- [TASK REQUIREMENTS]
Lift out each line of the data that holds "Graduate".
=== DATA FOR PROCESSING ===
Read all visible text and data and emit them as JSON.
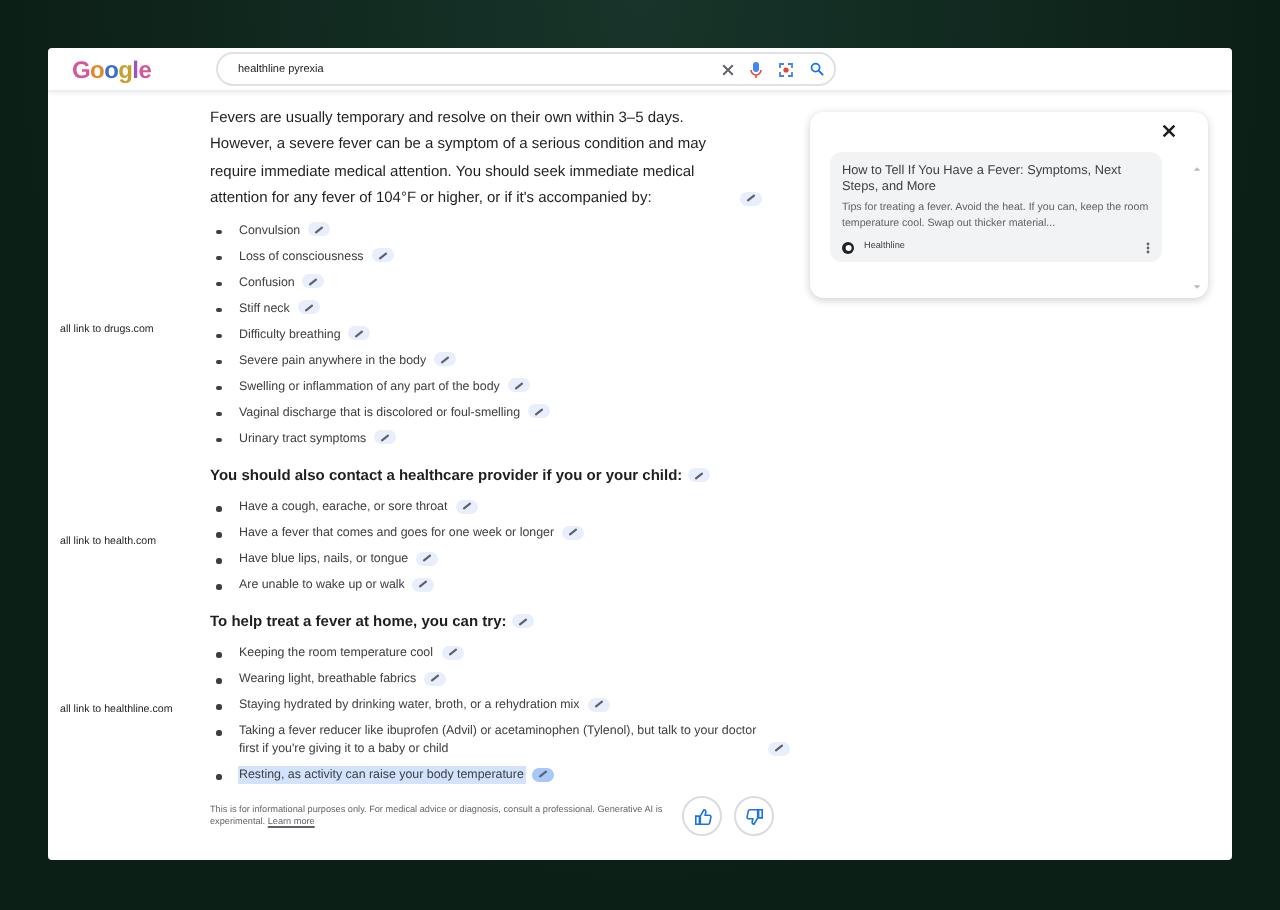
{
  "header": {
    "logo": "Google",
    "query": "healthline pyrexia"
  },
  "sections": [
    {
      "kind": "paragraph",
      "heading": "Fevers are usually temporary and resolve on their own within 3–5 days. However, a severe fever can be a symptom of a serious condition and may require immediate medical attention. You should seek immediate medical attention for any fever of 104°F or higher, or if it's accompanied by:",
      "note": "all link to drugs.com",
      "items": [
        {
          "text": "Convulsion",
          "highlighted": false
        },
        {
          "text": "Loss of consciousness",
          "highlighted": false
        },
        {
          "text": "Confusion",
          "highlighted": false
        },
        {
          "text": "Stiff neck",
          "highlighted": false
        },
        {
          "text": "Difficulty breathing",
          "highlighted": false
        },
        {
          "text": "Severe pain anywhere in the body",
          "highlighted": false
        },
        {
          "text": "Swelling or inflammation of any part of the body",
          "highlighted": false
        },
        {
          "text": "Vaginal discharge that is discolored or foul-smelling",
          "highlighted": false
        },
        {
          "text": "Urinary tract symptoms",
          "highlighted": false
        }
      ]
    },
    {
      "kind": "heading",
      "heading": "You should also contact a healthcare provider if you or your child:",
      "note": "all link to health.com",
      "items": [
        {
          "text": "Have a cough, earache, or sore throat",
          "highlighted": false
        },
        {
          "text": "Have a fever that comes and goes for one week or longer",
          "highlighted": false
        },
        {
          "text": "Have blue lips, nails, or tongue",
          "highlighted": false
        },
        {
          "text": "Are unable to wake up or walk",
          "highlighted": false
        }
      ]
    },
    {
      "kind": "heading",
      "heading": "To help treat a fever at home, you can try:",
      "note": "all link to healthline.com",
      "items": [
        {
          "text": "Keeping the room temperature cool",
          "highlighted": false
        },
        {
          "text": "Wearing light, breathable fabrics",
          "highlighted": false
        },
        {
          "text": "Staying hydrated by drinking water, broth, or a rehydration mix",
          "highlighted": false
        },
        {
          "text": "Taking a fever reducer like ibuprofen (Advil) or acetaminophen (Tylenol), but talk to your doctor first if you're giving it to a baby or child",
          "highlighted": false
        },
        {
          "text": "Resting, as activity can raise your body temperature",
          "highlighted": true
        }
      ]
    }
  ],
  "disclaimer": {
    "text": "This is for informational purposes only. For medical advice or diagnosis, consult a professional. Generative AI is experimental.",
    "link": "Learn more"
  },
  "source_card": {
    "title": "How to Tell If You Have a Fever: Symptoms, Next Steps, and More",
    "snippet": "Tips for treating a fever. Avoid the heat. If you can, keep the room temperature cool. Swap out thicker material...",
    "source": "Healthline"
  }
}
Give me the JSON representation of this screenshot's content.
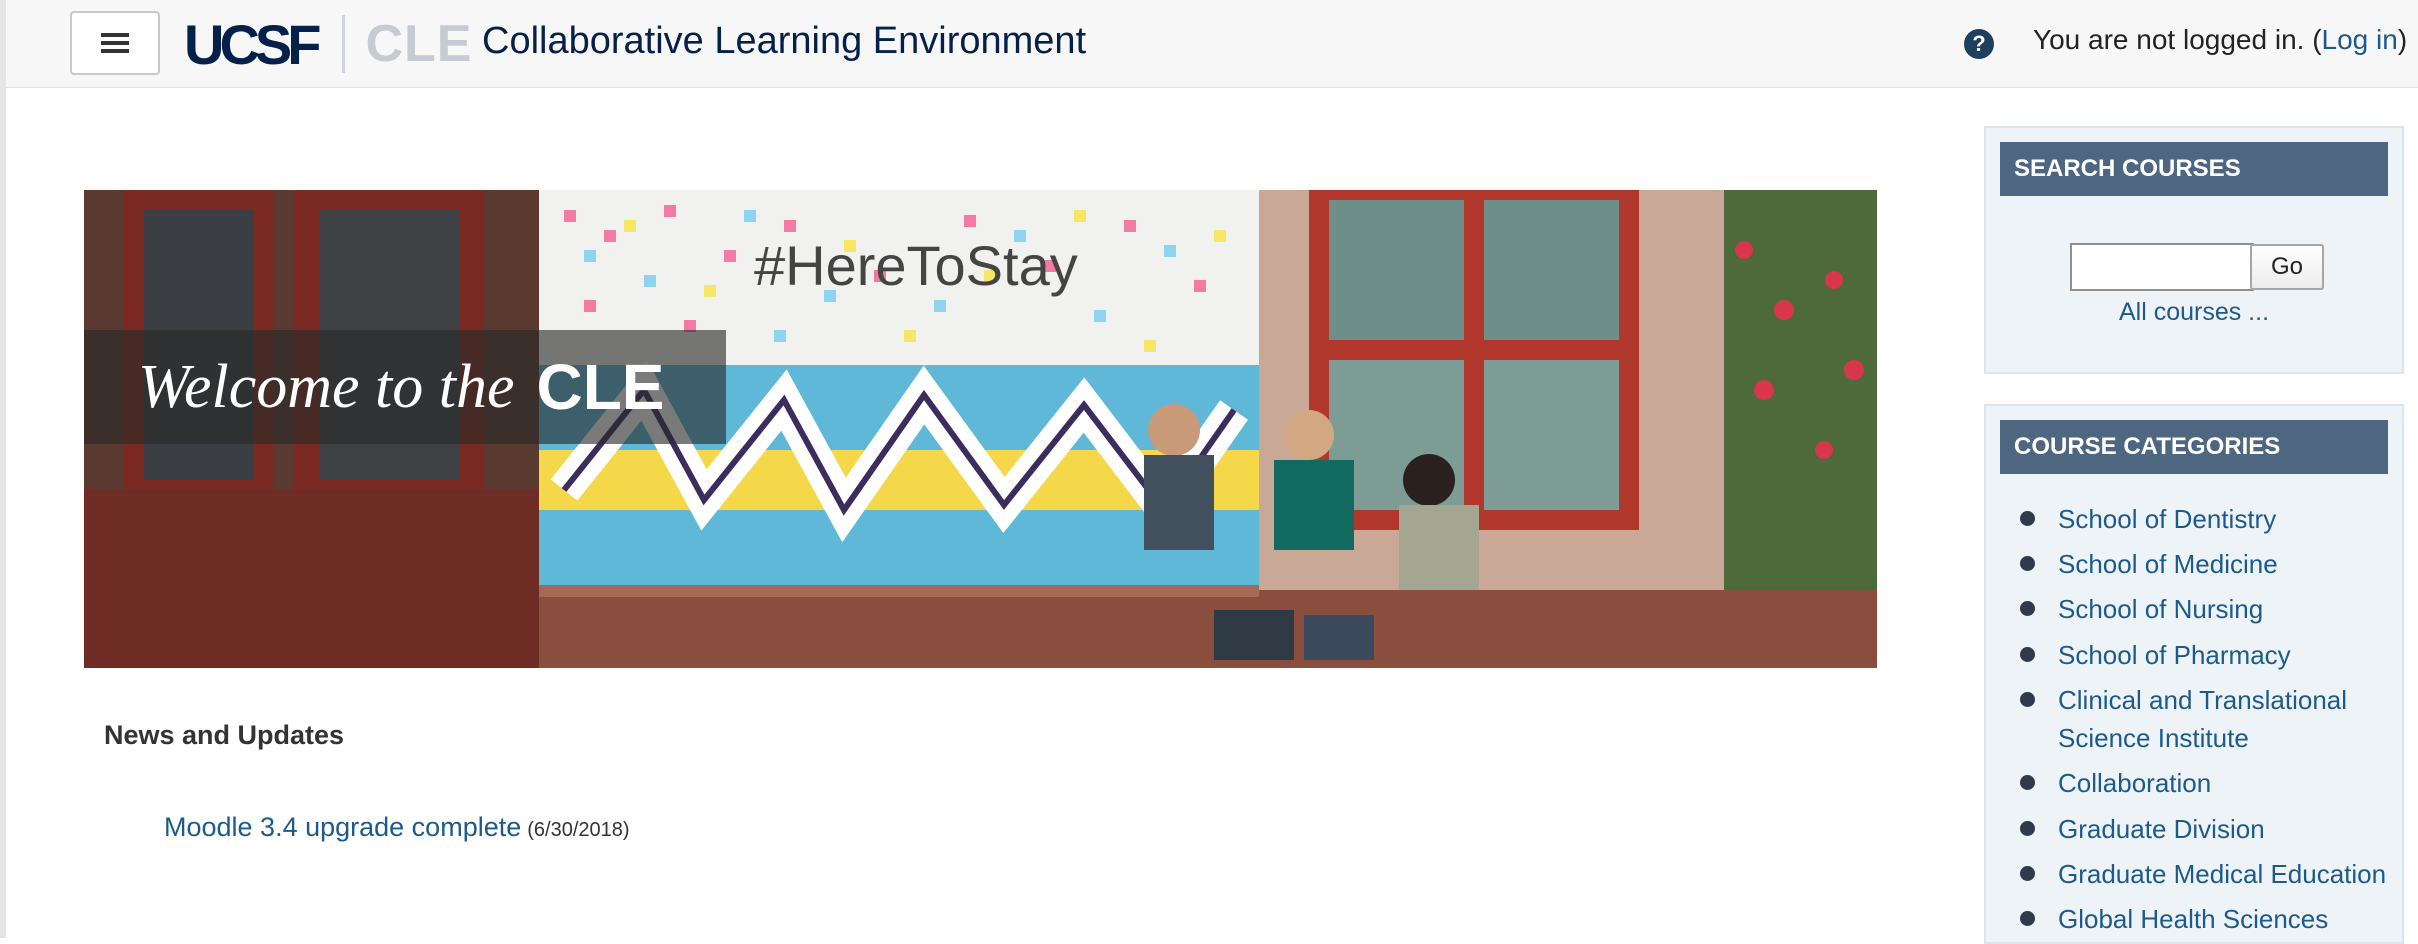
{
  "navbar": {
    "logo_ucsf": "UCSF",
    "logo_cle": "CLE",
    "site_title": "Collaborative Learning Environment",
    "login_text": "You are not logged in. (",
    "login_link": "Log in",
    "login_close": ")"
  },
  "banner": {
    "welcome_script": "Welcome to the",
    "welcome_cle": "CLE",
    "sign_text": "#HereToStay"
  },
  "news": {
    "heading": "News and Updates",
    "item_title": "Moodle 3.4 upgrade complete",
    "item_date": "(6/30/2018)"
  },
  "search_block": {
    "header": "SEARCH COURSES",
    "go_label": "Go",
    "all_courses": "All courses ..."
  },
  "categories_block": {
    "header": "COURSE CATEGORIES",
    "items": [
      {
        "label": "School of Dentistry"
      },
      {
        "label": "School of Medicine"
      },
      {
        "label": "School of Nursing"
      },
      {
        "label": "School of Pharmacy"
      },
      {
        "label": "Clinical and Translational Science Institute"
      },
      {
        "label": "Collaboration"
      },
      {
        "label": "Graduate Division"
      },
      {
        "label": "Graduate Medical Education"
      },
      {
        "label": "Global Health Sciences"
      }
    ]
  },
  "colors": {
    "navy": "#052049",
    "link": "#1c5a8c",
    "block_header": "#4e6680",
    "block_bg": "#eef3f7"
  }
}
===
- [REPLY TO THE EXERCISE]
        "label": "Graduate Division"
        "label": "Graduate Medical Education"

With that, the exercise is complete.